Output the entries word for word. Omit images.

> [ENTRIES SHOWN]:
***
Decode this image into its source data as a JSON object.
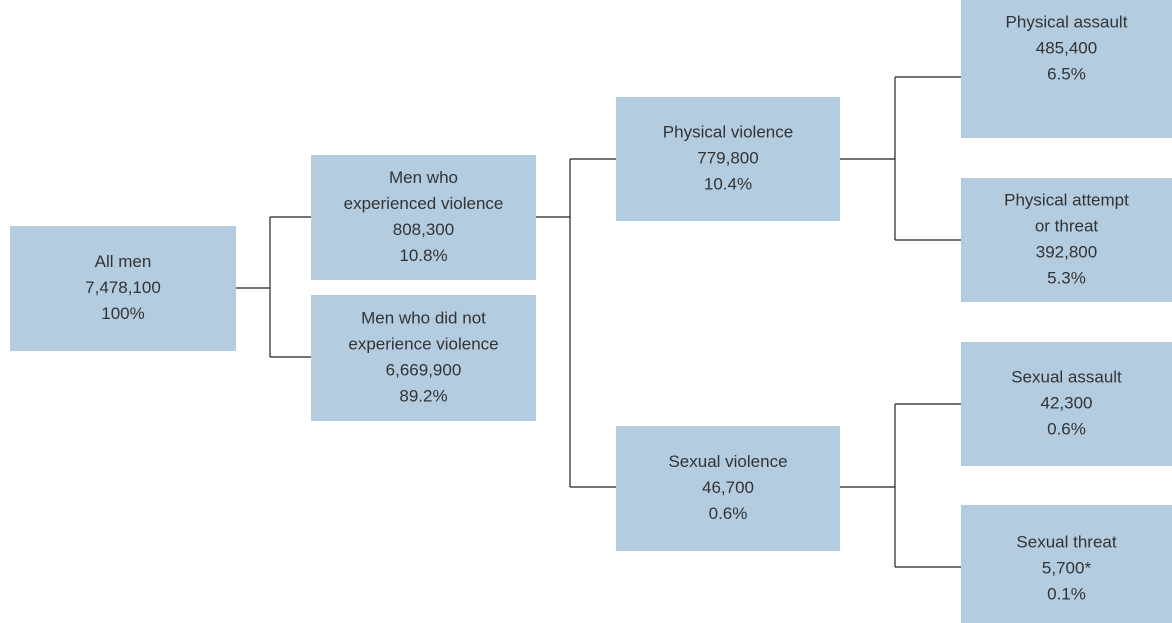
{
  "nodes": [
    {
      "label": [
        "All men"
      ],
      "count": "7,478,100",
      "percent": "100%"
    },
    {
      "label": [
        "Men who",
        "experienced violence"
      ],
      "count": "808,300",
      "percent": "10.8%"
    },
    {
      "label": [
        "Men who did not",
        "experience violence"
      ],
      "count": "6,669,900",
      "percent": "89.2%"
    },
    {
      "label": [
        "Physical violence"
      ],
      "count": "779,800",
      "percent": "10.4%"
    },
    {
      "label": [
        "Sexual violence"
      ],
      "count": "46,700",
      "percent": "0.6%"
    },
    {
      "label": [
        "Physical assault"
      ],
      "count": "485,400",
      "percent": "6.5%"
    },
    {
      "label": [
        "Physical attempt",
        "or threat"
      ],
      "count": "392,800",
      "percent": "5.3%"
    },
    {
      "label": [
        "Sexual assault"
      ],
      "count": "42,300",
      "percent": "0.6%"
    },
    {
      "label": [
        "Sexual threat"
      ],
      "count": "5,700*",
      "percent": "0.1%"
    }
  ]
}
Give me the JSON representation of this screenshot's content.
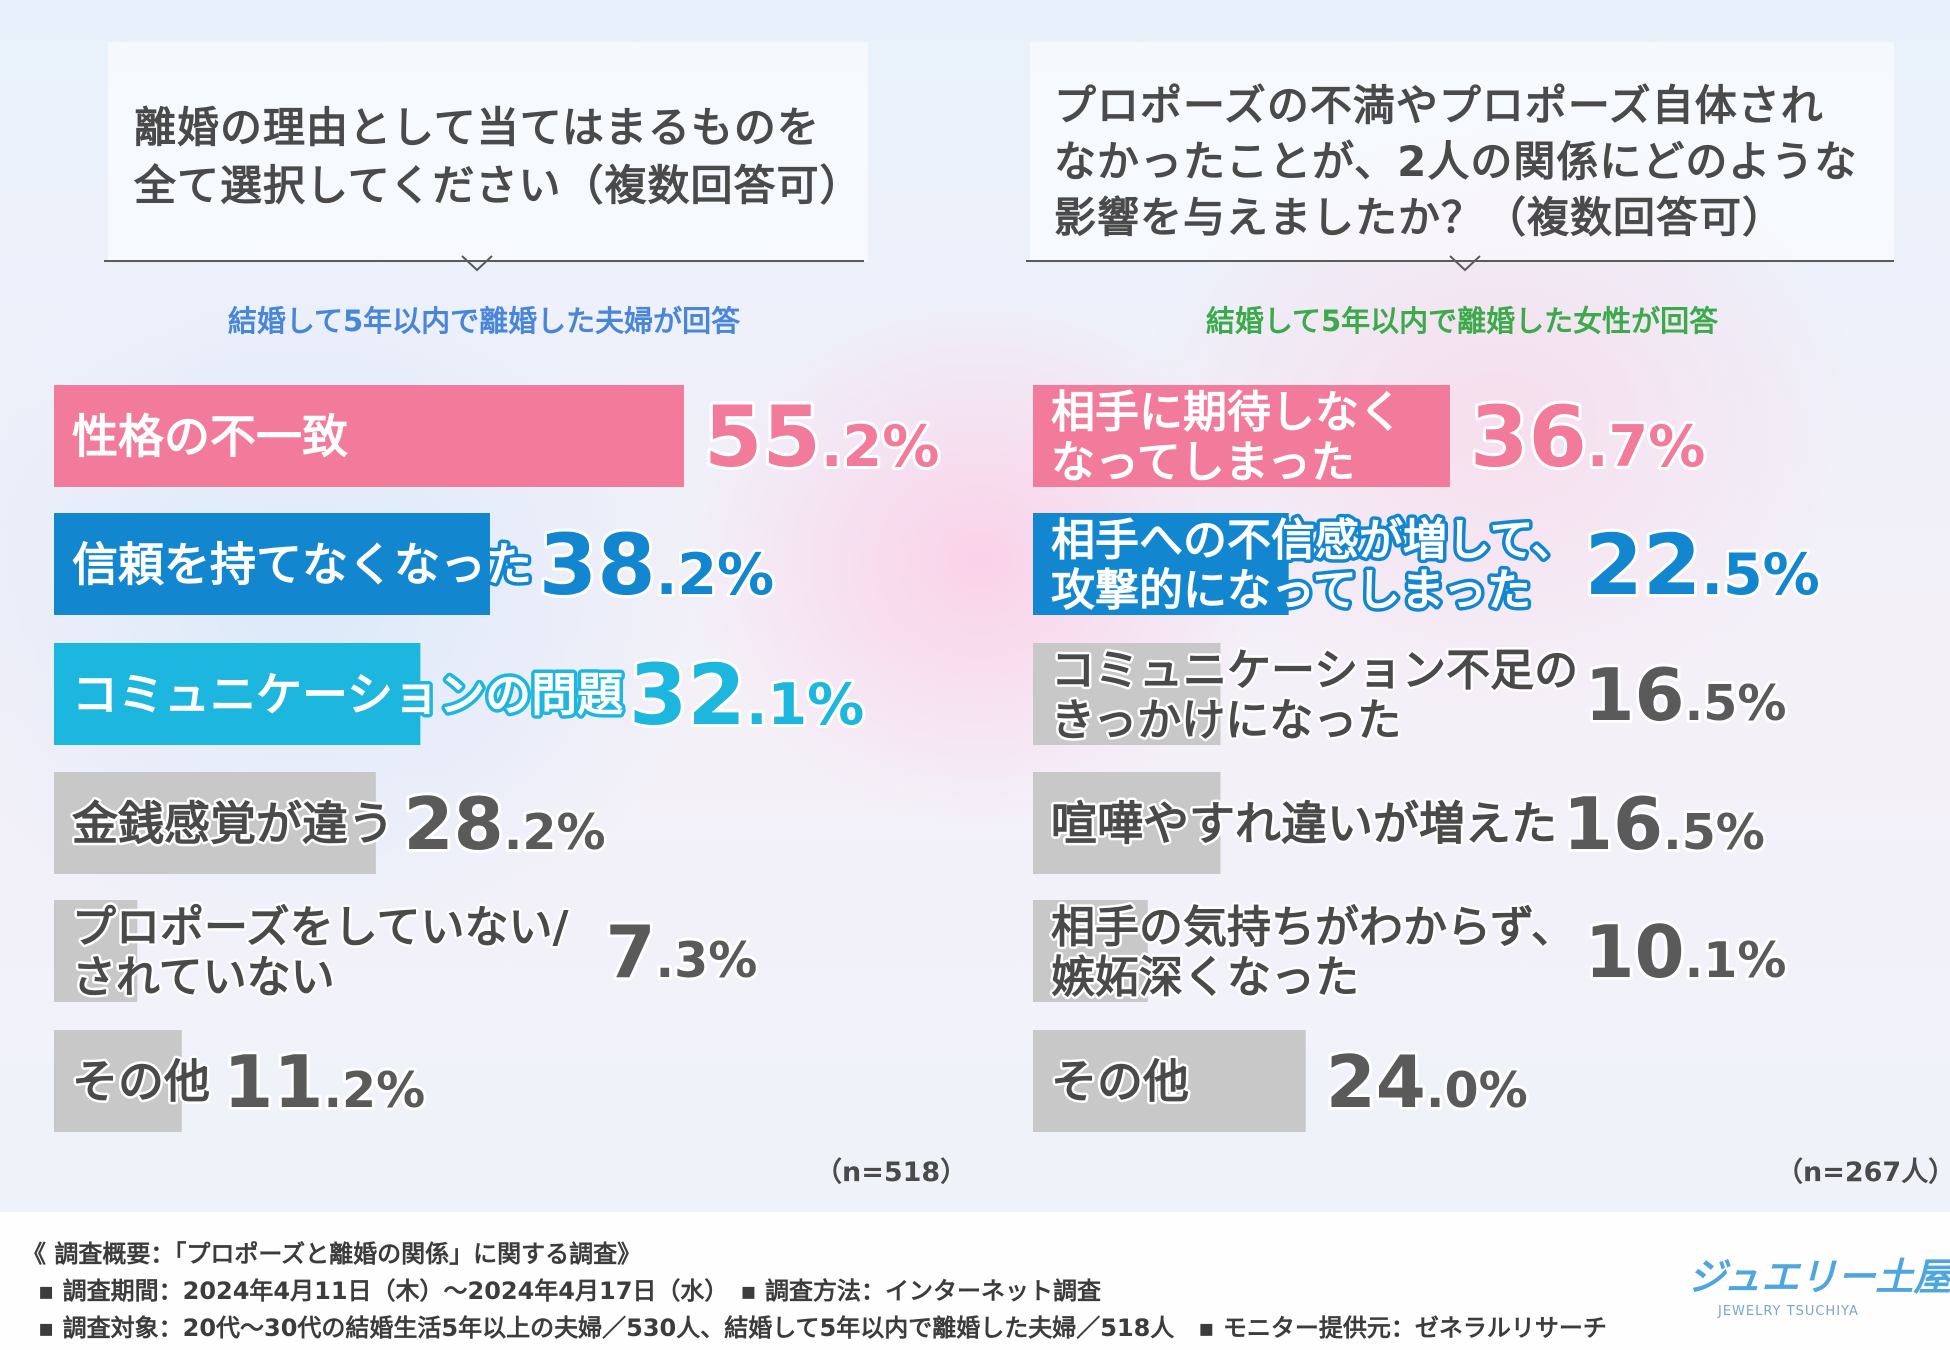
{
  "left": {
    "question_lines": [
      "離婚の理由として当てはまるものを",
      "全て選択してください（複数回答可）"
    ],
    "respondent": "結婚して5年以内で離婚した夫婦が回答",
    "n_note": "（n=518）"
  },
  "right": {
    "question_lines": [
      "プロポーズの不満やプロポーズ自体され",
      "なかったことが、2人の関係にどのような",
      "影響を与えましたか？（複数回答可）"
    ],
    "respondent": "結婚して5年以内で離婚した女性が回答",
    "n_note": "（n=267人）"
  },
  "footer": {
    "line1": "《 調査概要：「プロポーズと離婚の関係」に関する調査》",
    "line2": "▪ 調査期間：2024年4月11日（木）～2024年4月17日（水）　▪ 調査方法：インターネット調査",
    "line3": "▪ 調査対象：20代～30代の結婚生活5年以上の夫婦／530人、結婚して5年以内で離婚した夫婦／518人　▪ モニター提供元：ゼネラルリサーチ",
    "logo_main": "ジュエリー土屋",
    "logo_sub": "JEWELRY TSUCHIYA"
  },
  "colors": {
    "pink": "#f27a9a",
    "blue": "#1287cf",
    "cyan": "#1db6de",
    "gray": "#c8c8c8",
    "left_respondent": "#4a86d8",
    "right_respondent": "#3caa4a",
    "gray_value": "#5a5a5a"
  },
  "chart_data": [
    {
      "type": "bar",
      "orientation": "horizontal",
      "categories": [
        [
          "性格の不一致"
        ],
        [
          "信頼を持てなくなった"
        ],
        [
          "コミュニケーションの問題"
        ],
        [
          "金銭感覚が違う"
        ],
        [
          "プロポーズをしていない/",
          "されていない"
        ],
        [
          "その他"
        ]
      ],
      "values": [
        55.2,
        38.2,
        32.1,
        28.2,
        7.3,
        11.2
      ],
      "value_labels": [
        [
          "55",
          ".2%"
        ],
        [
          "38",
          ".2%"
        ],
        [
          "32",
          ".1%"
        ],
        [
          "28",
          ".2%"
        ],
        [
          "7",
          ".3%"
        ],
        [
          "11",
          ".2%"
        ]
      ],
      "colors": [
        "pink",
        "blue",
        "cyan",
        "gray",
        "gray",
        "gray"
      ]
    },
    {
      "type": "bar",
      "orientation": "horizontal",
      "categories": [
        [
          "相手に期待しなく",
          "なってしまった"
        ],
        [
          "相手への不信感が増して、",
          "攻撃的になってしまった"
        ],
        [
          "コミュニケーション不足の",
          "きっかけになった"
        ],
        [
          "喧嘩やすれ違いが増えた"
        ],
        [
          "相手の気持ちがわからず、",
          "嫉妬深くなった"
        ],
        [
          "その他"
        ]
      ],
      "values": [
        36.7,
        22.5,
        16.5,
        16.5,
        10.1,
        24.0
      ],
      "value_labels": [
        [
          "36",
          ".7%"
        ],
        [
          "22",
          ".5%"
        ],
        [
          "16",
          ".5%"
        ],
        [
          "16",
          ".5%"
        ],
        [
          "10",
          ".1%"
        ],
        [
          "24",
          ".0%"
        ]
      ],
      "colors": [
        "pink",
        "blue",
        "gray",
        "gray",
        "gray",
        "gray"
      ]
    }
  ]
}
***
> [COMPLETE RESPONSE]:
Decode this image into its source data as a JSON object.
{
  "nodes": [
    {
      "label": [
        "All men"
      ],
      "count": "7,478,100",
      "percent": "100%"
    },
    {
      "label": [
        "Men who",
        "experienced violence"
      ],
      "count": "808,300",
      "percent": "10.8%"
    },
    {
      "label": [
        "Men who did not",
        "experience violence"
      ],
      "count": "6,669,900",
      "percent": "89.2%"
    },
    {
      "label": [
        "Physical violence"
      ],
      "count": "779,800",
      "percent": "10.4%"
    },
    {
      "label": [
        "Sexual violence"
      ],
      "count": "46,700",
      "percent": "0.6%"
    },
    {
      "label": [
        "Physical assault"
      ],
      "count": "485,400",
      "percent": "6.5%"
    },
    {
      "label": [
        "Physical attempt",
        "or threat"
      ],
      "count": "392,800",
      "percent": "5.3%"
    },
    {
      "label": [
        "Sexual assault"
      ],
      "count": "42,300",
      "percent": "0.6%"
    },
    {
      "label": [
        "Sexual threat"
      ],
      "count": "5,700*",
      "percent": "0.1%"
    }
  ]
}
Give me the JSON representation of this screenshot's content.
{
  "left": {
    "question_lines": [
      "離婚の理由として当てはまるものを",
      "全て選択してください（複数回答可）"
    ],
    "respondent": "結婚して5年以内で離婚した夫婦が回答",
    "n_note": "（n=518）"
  },
  "right": {
    "question_lines": [
      "プロポーズの不満やプロポーズ自体され",
      "なかったことが、2人の関係にどのような",
      "影響を与えましたか？（複数回答可）"
    ],
    "respondent": "結婚して5年以内で離婚した女性が回答",
    "n_note": "（n=267人）"
  },
  "footer": {
    "line1": "《 調査概要：「プロポーズと離婚の関係」に関する調査》",
    "line2": "▪ 調査期間：2024年4月11日（木）～2024年4月17日（水）　▪ 調査方法：インターネット調査",
    "line3": "▪ 調査対象：20代～30代の結婚生活5年以上の夫婦／530人、結婚して5年以内で離婚した夫婦／518人　▪ モニター提供元：ゼネラルリサーチ",
    "logo_main": "ジュエリー土屋",
    "logo_sub": "JEWELRY TSUCHIYA"
  },
  "colors": {
    "pink": "#f27a9a",
    "blue": "#1287cf",
    "cyan": "#1db6de",
    "gray": "#c8c8c8",
    "left_respondent": "#4a86d8",
    "right_respondent": "#3caa4a",
    "gray_value": "#5a5a5a"
  },
  "chart_data": [
    {
      "type": "bar",
      "orientation": "horizontal",
      "categories": [
        [
          "性格の不一致"
        ],
        [
          "信頼を持てなくなった"
        ],
        [
          "コミュニケーションの問題"
        ],
        [
          "金銭感覚が違う"
        ],
        [
          "プロポーズをしていない/",
          "されていない"
        ],
        [
          "その他"
        ]
      ],
      "values": [
        55.2,
        38.2,
        32.1,
        28.2,
        7.3,
        11.2
      ],
      "value_labels": [
        [
          "55",
          ".2%"
        ],
        [
          "38",
          ".2%"
        ],
        [
          "32",
          ".1%"
        ],
        [
          "28",
          ".2%"
        ],
        [
          "7",
          ".3%"
        ],
        [
          "11",
          ".2%"
        ]
      ],
      "colors": [
        "pink",
        "blue",
        "cyan",
        "gray",
        "gray",
        "gray"
      ]
    },
    {
      "type": "bar",
      "orientation": "horizontal",
      "categories": [
        [
          "相手に期待しなく",
          "なってしまった"
        ],
        [
          "相手への不信感が増して、",
          "攻撃的になってしまった"
        ],
        [
          "コミュニケーション不足の",
          "きっかけになった"
        ],
        [
          "喧嘩やすれ違いが増えた"
        ],
        [
          "相手の気持ちがわからず、",
          "嫉妬深くなった"
        ],
        [
          "その他"
        ]
      ],
      "values": [
        36.7,
        22.5,
        16.5,
        16.5,
        10.1,
        24.0
      ],
      "value_labels": [
        [
          "36",
          ".7%"
        ],
        [
          "22",
          ".5%"
        ],
        [
          "16",
          ".5%"
        ],
        [
          "16",
          ".5%"
        ],
        [
          "10",
          ".1%"
        ],
        [
          "24",
          ".0%"
        ]
      ],
      "colors": [
        "pink",
        "blue",
        "gray",
        "gray",
        "gray",
        "gray"
      ]
    }
  ]
}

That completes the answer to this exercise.